SET EXERCISE:
Type the records out again in full, exactly.

Stored data:
★ ★ ★ ★

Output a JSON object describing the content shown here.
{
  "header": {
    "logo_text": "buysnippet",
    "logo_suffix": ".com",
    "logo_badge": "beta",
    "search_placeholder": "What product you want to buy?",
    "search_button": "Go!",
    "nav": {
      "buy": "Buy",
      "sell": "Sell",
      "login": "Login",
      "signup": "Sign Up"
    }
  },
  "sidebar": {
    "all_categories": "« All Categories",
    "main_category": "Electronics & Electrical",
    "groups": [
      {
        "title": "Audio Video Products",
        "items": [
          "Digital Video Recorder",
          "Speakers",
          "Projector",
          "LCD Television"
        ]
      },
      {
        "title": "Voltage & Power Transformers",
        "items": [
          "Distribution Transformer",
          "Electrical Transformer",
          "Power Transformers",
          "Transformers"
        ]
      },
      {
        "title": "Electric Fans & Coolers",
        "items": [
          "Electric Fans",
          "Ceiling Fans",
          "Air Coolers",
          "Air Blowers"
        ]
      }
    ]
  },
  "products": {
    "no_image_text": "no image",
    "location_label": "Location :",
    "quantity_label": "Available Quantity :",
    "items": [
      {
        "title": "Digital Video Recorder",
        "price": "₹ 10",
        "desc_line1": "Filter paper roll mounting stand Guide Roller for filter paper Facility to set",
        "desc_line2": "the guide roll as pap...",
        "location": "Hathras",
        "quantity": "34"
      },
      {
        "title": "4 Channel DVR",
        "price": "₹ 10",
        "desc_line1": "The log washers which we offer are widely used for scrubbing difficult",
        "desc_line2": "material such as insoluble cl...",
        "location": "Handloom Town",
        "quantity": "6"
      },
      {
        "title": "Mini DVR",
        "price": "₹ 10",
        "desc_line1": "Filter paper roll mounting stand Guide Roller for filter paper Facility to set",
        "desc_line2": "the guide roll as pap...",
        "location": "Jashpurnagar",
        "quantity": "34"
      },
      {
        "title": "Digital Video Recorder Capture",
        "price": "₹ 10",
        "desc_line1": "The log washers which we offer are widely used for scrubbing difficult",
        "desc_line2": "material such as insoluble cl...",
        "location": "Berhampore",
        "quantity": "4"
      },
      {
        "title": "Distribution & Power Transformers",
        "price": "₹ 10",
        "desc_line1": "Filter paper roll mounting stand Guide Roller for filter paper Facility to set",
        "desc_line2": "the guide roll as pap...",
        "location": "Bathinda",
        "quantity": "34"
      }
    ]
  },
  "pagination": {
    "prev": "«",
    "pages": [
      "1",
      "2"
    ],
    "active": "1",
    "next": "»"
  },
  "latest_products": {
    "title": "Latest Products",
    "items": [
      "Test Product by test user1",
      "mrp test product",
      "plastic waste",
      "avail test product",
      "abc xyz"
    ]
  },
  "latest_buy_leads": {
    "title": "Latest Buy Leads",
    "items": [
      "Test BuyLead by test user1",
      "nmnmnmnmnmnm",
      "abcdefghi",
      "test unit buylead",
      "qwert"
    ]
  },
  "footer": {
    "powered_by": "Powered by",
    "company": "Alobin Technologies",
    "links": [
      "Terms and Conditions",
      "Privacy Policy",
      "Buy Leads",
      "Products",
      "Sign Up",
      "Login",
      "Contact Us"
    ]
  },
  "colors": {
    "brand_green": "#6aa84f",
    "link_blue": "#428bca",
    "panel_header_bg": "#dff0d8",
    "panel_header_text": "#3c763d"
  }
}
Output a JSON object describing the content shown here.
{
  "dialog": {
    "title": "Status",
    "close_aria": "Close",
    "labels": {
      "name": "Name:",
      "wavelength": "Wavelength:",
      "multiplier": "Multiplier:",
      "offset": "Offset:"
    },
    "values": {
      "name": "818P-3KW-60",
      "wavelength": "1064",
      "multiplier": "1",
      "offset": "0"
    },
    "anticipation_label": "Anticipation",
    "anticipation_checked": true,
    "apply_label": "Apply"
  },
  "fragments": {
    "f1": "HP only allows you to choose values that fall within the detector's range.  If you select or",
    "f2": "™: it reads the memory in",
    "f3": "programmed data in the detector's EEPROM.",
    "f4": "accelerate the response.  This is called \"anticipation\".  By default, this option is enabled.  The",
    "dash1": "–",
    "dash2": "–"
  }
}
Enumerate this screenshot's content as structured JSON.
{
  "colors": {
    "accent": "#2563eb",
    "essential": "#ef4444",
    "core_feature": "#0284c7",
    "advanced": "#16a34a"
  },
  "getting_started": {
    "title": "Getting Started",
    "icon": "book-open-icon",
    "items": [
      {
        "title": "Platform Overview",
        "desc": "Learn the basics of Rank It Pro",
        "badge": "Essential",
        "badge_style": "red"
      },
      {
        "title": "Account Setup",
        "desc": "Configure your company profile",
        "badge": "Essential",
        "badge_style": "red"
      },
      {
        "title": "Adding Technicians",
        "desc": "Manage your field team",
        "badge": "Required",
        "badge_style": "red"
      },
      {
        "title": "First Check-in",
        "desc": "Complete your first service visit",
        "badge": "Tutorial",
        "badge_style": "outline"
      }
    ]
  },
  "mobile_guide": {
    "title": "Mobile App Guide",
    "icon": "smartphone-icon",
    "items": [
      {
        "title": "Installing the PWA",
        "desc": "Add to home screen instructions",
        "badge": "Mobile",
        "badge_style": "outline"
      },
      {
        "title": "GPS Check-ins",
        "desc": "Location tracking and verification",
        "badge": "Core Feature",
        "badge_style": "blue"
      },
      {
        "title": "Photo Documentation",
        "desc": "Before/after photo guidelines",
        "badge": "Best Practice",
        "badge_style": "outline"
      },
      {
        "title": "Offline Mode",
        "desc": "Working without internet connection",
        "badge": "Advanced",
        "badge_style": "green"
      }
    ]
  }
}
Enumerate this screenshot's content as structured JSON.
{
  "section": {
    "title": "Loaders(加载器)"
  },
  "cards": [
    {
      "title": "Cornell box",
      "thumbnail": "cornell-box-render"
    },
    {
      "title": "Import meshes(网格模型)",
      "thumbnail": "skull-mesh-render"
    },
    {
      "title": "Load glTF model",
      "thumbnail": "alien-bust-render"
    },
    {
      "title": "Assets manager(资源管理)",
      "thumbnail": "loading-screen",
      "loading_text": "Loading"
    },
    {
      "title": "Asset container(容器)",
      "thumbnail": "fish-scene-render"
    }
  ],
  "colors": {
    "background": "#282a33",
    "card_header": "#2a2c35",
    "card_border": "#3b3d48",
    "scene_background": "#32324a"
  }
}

★ ★ ★ ★

SOLUTION FOR THIS TASK:
Output a JSON object describing the content shown here.
{
  "header": {
    "logo_text": "buysnippet",
    "logo_suffix": ".com",
    "logo_badge": "beta",
    "search_placeholder": "What product you want to buy?",
    "search_button": "Go!",
    "nav": {
      "buy": "Buy",
      "sell": "Sell",
      "login": "Login",
      "signup": "Sign Up"
    }
  },
  "sidebar": {
    "all_categories": "« All Categories",
    "main_category": "Electronics & Electrical",
    "groups": [
      {
        "title": "Audio Video Products",
        "items": [
          "Digital Video Recorder",
          "Speakers",
          "Projector",
          "LCD Television"
        ]
      },
      {
        "title": "Voltage & Power Transformers",
        "items": [
          "Distribution Transformer",
          "Electrical Transformer",
          "Power Transformers",
          "Transformers"
        ]
      },
      {
        "title": "Electric Fans & Coolers",
        "items": [
          "Electric Fans",
          "Ceiling Fans",
          "Air Coolers",
          "Air Blowers"
        ]
      }
    ]
  },
  "products": {
    "no_image_text": "no image",
    "location_label": "Location :",
    "quantity_label": "Available Quantity :",
    "items": [
      {
        "title": "Digital Video Recorder",
        "price": "₹ 10",
        "desc_line1": "Filter paper roll mounting stand Guide Roller for filter paper Facility to set",
        "desc_line2": "the guide roll as pap...",
        "location": "Hathras",
        "quantity": "34"
      },
      {
        "title": "4 Channel DVR",
        "price": "₹ 10",
        "desc_line1": "The log washers which we offer are widely used for scrubbing difficult",
        "desc_line2": "material such as insoluble cl...",
        "location": "Handloom Town",
        "quantity": "6"
      },
      {
        "title": "Mini DVR",
        "price": "₹ 10",
        "desc_line1": "Filter paper roll mounting stand Guide Roller for filter paper Facility to set",
        "desc_line2": "the guide roll as pap...",
        "location": "Jashpurnagar",
        "quantity": "34"
      },
      {
        "title": "Digital Video Recorder Capture",
        "price": "₹ 10",
        "desc_line1": "The log washers which we offer are widely used for scrubbing difficult",
        "desc_line2": "material such as insoluble cl...",
        "location": "Berhampore",
        "quantity": "4"
      },
      {
        "title": "Distribution & Power Transformers",
        "price": "₹ 10",
        "desc_line1": "Filter paper roll mounting stand Guide Roller for filter paper Facility to set",
        "desc_line2": "the guide roll as pap...",
        "location": "Bathinda",
        "quantity": "34"
      }
    ]
  },
  "pagination": {
    "prev": "«",
    "pages": [
      "1",
      "2"
    ],
    "active": "1",
    "next": "»"
  },
  "latest_products": {
    "title": "Latest Products",
    "items": [
      "Test Product by test user1",
      "mrp test product",
      "plastic waste",
      "avail test product",
      "abc xyz"
    ]
  },
  "latest_buy_leads": {
    "title": "Latest Buy Leads",
    "items": [
      "Test BuyLead by test user1",
      "nmnmnmnmnmnm",
      "abcdefghi",
      "test unit buylead",
      "qwert"
    ]
  },
  "footer": {
    "powered_by": "Powered by",
    "company": "Alobin Technologies",
    "links": [
      "Terms and Conditions",
      "Privacy Policy",
      "Buy Leads",
      "Products",
      "Sign Up",
      "Login",
      "Contact Us"
    ]
  },
  "colors": {
    "brand_green": "#6aa84f",
    "link_blue": "#428bca",
    "panel_header_bg": "#dff0d8",
    "panel_header_text": "#3c763d"
  }
}
Output a JSON object describing the content shown here.
{
  "dialog": {
    "title": "Status",
    "close_aria": "Close",
    "labels": {
      "name": "Name:",
      "wavelength": "Wavelength:",
      "multiplier": "Multiplier:",
      "offset": "Offset:"
    },
    "values": {
      "name": "818P-3KW-60",
      "wavelength": "1064",
      "multiplier": "1",
      "offset": "0"
    },
    "anticipation_label": "Anticipation",
    "anticipation_checked": true,
    "apply_label": "Apply"
  },
  "fragments": {
    "f1": "HP only allows you to choose values that fall within the detector's range.  If you select or",
    "f2": "™: it reads the memory in",
    "f3": "programmed data in the detector's EEPROM.",
    "f4": "accelerate the response.  This is called \"anticipation\".  By default, this option is enabled.  The",
    "dash1": "–",
    "dash2": "–"
  }
}
Enumerate this screenshot's content as structured JSON.
{
  "colors": {
    "accent": "#2563eb",
    "essential": "#ef4444",
    "core_feature": "#0284c7",
    "advanced": "#16a34a"
  },
  "getting_started": {
    "title": "Getting Started",
    "icon": "book-open-icon",
    "items": [
      {
        "title": "Platform Overview",
        "desc": "Learn the basics of Rank It Pro",
        "badge": "Essential",
        "badge_style": "red"
      },
      {
        "title": "Account Setup",
        "desc": "Configure your company profile",
        "badge": "Essential",
        "badge_style": "red"
      },
      {
        "title": "Adding Technicians",
        "desc": "Manage your field team",
        "badge": "Required",
        "badge_style": "red"
      },
      {
        "title": "First Check-in",
        "desc": "Complete your first service visit",
        "badge": "Tutorial",
        "badge_style": "outline"
      }
    ]
  },
  "mobile_guide": {
    "title": "Mobile App Guide",
    "icon": "smartphone-icon",
    "items": [
      {
        "title": "Installing the PWA",
        "desc": "Add to home screen instructions",
        "badge": "Mobile",
        "badge_style": "outline"
      },
      {
        "title": "GPS Check-ins",
        "desc": "Location tracking and verification",
        "badge": "Core Feature",
        "badge_style": "blue"
      },
      {
        "title": "Photo Documentation",
        "desc": "Before/after photo guidelines",
        "badge": "Best Practice",
        "badge_style": "outline"
      },
      {
        "title": "Offline Mode",
        "desc": "Working without internet connection",
        "badge": "Advanced",
        "badge_style": "green"
      }
    ]
  }
}
Enumerate this screenshot's content as structured JSON.
{
  "section": {
    "title": "Loaders(加载器)"
  },
  "cards": [
    {
      "title": "Cornell box",
      "thumbnail": "cornell-box-render"
    },
    {
      "title": "Import meshes(网格模型)",
      "thumbnail": "skull-mesh-render"
    },
    {
      "title": "Load glTF model",
      "thumbnail": "alien-bust-render"
    },
    {
      "title": "Assets manager(资源管理)",
      "thumbnail": "loading-screen",
      "loading_text": "Loading"
    },
    {
      "title": "Asset container(容器)",
      "thumbnail": "fish-scene-render"
    }
  ],
  "colors": {
    "background": "#282a33",
    "card_header": "#2a2c35",
    "card_border": "#3b3d48",
    "scene_background": "#32324a"
  }
}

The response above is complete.